**Challenge**: Each line below is to be written out in full, exactly as shown.

**Material provided**:
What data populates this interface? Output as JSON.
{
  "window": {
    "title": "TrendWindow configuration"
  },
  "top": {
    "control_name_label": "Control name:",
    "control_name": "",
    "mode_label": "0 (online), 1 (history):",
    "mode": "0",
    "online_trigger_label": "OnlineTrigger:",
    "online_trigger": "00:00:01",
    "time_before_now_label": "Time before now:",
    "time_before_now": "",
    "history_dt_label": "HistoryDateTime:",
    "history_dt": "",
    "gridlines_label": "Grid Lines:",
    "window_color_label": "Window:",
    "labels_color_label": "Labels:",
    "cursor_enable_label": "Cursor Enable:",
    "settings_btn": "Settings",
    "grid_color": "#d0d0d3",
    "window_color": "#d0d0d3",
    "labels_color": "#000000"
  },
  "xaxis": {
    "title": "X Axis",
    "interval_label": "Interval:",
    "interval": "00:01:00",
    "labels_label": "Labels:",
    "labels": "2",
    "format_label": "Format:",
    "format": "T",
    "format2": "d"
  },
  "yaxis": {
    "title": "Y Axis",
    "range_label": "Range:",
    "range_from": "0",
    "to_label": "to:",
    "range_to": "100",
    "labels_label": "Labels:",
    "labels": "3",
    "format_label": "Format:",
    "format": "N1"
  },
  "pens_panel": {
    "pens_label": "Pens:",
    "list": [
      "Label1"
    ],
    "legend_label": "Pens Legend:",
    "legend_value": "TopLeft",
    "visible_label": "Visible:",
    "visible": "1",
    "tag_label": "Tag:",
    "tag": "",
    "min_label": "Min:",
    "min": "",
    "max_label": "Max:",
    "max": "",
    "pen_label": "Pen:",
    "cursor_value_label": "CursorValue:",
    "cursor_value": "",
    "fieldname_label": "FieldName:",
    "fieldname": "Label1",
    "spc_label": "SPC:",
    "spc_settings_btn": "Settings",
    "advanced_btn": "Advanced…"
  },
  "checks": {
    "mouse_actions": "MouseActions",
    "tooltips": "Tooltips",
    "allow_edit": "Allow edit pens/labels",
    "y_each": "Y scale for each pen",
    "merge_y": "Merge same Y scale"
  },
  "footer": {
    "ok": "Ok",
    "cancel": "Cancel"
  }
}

**Output below**:
What data populates this interface? Output as JSON.
{
  "window": {
    "title": "TrendWindow configuration"
  },
  "top": {
    "control_name_label": "Control name:",
    "control_name": "",
    "mode_label": "0 (online), 1 (history):",
    "mode": "0",
    "online_trigger_label": "OnlineTrigger:",
    "online_trigger": "00:00:01",
    "time_before_now_label": "Time before now:",
    "time_before_now": "",
    "history_dt_label": "HistoryDateTime:",
    "history_dt": "",
    "gridlines_label": "Grid Lines:",
    "window_color_label": "Window:",
    "labels_color_label": "Labels:",
    "cursor_enable_label": "Cursor Enable:",
    "settings_btn": "Settings",
    "grid_color": "#d0d0d3",
    "window_color": "#d0d0d3",
    "labels_color": "#000000"
  },
  "xaxis": {
    "title": "X Axis",
    "interval_label": "Interval:",
    "interval": "00:01:00",
    "labels_label": "Labels:",
    "labels": "2",
    "format_label": "Format:",
    "format": "T",
    "format2": "d"
  },
  "yaxis": {
    "title": "Y Axis",
    "range_label": "Range:",
    "range_from": "0",
    "to_label": "to:",
    "range_to": "100",
    "labels_label": "Labels:",
    "labels": "3",
    "format_label": "Format:",
    "format": "N1"
  },
  "pens_panel": {
    "pens_label": "Pens:",
    "list": [
      "Label1"
    ],
    "legend_label": "Pens Legend:",
    "legend_value": "TopLeft",
    "visible_label": "Visible:",
    "visible": "1",
    "tag_label": "Tag:",
    "tag": "",
    "min_label": "Min:",
    "min": "",
    "max_label": "Max:",
    "max": "",
    "pen_label": "Pen:",
    "cursor_value_label": "CursorValue:",
    "cursor_value": "",
    "fieldname_label": "FieldName:",
    "fieldname": "Label1",
    "spc_label": "SPC:",
    "spc_settings_btn": "Settings",
    "advanced_btn": "Advanced…"
  },
  "checks": {
    "mouse_actions": "MouseActions",
    "tooltips": "Tooltips",
    "allow_edit": "Allow edit pens/labels",
    "y_each": "Y scale for each pen",
    "merge_y": "Merge same Y scale"
  },
  "footer": {
    "ok": "Ok",
    "cancel": "Cancel"
  }
}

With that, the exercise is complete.